# Work to be completed
Locate each line below that includes "What" and reproduce it.

━━━ Information shown

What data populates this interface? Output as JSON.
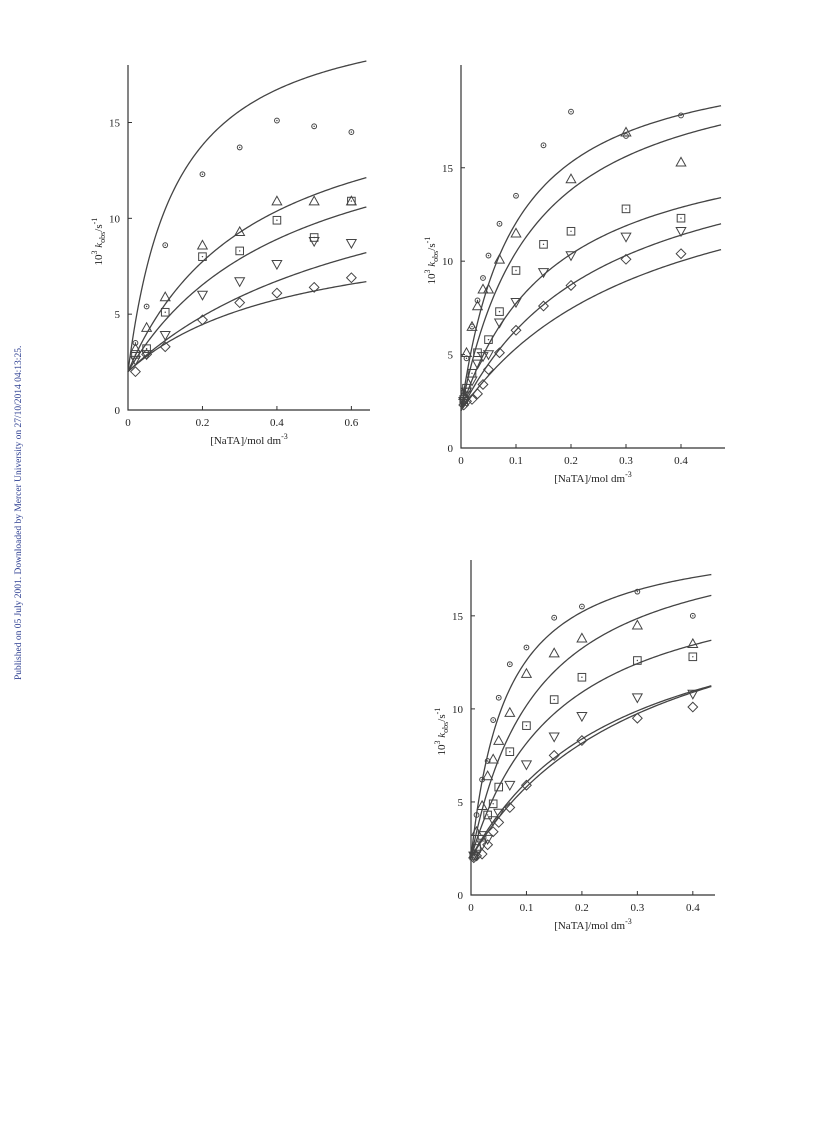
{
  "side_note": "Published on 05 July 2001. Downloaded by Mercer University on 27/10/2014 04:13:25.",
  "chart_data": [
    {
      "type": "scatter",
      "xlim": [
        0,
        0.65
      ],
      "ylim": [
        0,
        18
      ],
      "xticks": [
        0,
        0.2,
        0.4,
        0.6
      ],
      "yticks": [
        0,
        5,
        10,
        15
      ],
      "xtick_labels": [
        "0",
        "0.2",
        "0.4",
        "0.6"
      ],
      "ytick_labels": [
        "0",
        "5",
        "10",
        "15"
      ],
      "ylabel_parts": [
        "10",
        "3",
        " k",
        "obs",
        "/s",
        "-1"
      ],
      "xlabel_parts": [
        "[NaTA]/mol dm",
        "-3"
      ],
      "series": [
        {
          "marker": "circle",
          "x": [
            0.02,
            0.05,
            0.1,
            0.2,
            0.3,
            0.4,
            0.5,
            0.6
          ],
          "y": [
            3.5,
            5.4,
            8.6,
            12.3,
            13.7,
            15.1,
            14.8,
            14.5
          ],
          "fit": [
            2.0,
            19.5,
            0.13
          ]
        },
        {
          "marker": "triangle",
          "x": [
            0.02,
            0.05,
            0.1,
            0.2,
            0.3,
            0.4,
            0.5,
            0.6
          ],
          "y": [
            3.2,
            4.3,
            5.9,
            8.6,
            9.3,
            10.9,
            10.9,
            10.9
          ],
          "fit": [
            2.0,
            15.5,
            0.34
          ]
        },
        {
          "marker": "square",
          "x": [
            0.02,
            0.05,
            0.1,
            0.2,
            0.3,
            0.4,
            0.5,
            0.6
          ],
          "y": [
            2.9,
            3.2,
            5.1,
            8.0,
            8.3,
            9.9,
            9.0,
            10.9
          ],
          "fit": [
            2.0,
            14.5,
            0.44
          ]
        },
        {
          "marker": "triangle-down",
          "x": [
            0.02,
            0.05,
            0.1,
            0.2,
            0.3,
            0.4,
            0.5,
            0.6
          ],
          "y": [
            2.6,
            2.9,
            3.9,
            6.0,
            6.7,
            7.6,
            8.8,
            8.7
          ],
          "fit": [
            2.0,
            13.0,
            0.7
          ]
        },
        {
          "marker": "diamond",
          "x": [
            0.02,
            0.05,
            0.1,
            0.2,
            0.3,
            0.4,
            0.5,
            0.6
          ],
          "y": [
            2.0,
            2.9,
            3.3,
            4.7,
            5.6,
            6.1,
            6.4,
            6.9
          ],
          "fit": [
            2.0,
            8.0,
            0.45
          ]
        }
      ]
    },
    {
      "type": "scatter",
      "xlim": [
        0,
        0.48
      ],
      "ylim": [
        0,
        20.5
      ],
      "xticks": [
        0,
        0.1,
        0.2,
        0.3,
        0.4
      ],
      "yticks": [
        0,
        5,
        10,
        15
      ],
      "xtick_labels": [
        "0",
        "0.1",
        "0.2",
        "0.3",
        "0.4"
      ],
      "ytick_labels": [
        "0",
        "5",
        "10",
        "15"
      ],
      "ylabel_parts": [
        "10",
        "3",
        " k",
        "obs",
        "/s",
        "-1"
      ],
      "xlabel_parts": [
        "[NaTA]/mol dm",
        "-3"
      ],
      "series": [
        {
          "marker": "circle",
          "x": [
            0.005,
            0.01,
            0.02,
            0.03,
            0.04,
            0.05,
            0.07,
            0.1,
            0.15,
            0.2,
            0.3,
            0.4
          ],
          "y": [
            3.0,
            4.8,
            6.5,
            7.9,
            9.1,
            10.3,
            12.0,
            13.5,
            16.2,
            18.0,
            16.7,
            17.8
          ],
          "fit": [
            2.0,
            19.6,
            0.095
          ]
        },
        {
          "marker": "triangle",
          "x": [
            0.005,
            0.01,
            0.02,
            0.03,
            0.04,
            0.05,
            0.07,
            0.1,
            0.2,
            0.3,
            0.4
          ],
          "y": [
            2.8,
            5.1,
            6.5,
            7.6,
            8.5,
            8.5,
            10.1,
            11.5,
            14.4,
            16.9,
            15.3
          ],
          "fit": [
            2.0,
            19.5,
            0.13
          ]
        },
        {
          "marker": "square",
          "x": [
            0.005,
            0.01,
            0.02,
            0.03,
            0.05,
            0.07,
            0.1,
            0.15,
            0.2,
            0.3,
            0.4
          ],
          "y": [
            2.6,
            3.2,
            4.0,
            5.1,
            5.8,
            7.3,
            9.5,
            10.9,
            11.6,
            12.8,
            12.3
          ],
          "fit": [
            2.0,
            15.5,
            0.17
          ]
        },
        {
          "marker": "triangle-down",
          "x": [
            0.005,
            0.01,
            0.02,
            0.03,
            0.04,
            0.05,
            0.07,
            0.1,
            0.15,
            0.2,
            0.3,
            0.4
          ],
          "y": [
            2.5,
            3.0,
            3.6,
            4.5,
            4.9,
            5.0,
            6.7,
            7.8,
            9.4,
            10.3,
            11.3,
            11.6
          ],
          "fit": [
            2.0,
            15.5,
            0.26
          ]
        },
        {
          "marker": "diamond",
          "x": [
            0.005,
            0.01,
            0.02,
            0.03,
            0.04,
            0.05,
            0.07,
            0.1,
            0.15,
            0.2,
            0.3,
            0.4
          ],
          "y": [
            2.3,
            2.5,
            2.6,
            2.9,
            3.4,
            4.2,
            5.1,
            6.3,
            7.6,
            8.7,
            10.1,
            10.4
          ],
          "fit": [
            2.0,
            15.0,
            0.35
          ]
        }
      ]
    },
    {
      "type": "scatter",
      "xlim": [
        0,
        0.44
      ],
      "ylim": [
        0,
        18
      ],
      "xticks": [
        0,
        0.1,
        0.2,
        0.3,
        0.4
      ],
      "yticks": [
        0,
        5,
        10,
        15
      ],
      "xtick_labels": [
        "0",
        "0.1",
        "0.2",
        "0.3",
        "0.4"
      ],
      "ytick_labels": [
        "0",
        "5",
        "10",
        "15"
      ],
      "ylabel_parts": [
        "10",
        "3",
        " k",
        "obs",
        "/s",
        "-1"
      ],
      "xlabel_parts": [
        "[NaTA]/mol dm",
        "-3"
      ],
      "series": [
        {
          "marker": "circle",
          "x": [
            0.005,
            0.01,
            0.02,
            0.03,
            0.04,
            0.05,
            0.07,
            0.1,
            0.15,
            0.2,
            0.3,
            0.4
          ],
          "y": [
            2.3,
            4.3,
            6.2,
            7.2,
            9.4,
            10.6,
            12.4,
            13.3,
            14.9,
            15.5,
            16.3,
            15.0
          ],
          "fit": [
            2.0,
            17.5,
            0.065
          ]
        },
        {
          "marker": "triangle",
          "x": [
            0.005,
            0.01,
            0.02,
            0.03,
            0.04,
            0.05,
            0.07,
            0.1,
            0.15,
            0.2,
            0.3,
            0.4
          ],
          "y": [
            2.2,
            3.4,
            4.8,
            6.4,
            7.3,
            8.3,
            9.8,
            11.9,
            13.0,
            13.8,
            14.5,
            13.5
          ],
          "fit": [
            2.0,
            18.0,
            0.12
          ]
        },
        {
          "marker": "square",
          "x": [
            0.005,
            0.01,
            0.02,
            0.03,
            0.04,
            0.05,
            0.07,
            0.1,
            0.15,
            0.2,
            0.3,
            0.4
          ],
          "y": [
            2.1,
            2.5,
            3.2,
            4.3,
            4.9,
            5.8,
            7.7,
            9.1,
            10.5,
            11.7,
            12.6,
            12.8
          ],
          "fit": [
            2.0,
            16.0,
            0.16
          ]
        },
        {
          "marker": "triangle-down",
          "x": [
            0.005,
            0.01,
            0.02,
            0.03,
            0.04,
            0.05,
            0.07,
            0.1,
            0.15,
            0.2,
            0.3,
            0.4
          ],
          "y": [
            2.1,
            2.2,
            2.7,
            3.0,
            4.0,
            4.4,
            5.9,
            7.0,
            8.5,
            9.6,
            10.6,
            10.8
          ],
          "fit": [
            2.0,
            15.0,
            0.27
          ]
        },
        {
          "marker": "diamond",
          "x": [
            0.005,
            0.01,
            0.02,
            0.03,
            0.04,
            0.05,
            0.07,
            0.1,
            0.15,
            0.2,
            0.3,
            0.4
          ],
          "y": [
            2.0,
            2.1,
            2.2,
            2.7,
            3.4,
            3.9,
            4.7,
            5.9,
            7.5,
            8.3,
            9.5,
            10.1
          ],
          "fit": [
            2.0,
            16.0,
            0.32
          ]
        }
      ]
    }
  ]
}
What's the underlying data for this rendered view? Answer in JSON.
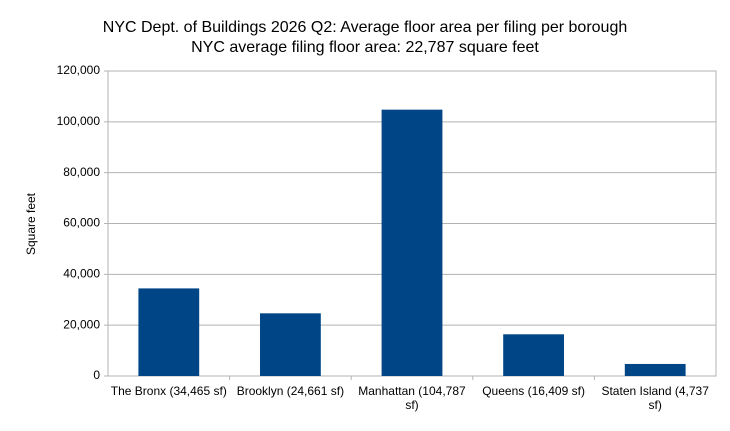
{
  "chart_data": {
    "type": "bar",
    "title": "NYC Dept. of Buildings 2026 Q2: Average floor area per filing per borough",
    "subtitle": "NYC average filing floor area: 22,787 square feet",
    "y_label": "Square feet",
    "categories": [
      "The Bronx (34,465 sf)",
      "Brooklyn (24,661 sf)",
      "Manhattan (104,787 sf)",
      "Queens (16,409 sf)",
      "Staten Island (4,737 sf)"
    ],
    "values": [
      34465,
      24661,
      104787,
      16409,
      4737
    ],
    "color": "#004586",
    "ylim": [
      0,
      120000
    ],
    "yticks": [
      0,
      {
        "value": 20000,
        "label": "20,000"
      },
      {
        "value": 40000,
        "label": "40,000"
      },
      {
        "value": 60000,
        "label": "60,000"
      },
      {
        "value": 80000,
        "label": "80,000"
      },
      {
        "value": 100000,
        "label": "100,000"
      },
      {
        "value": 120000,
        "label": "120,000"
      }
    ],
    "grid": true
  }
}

━━━━━━

# Solved problem
What data populates this interface? Output as JSON.
What's the underlying data for this rendered view? Answer in JSON.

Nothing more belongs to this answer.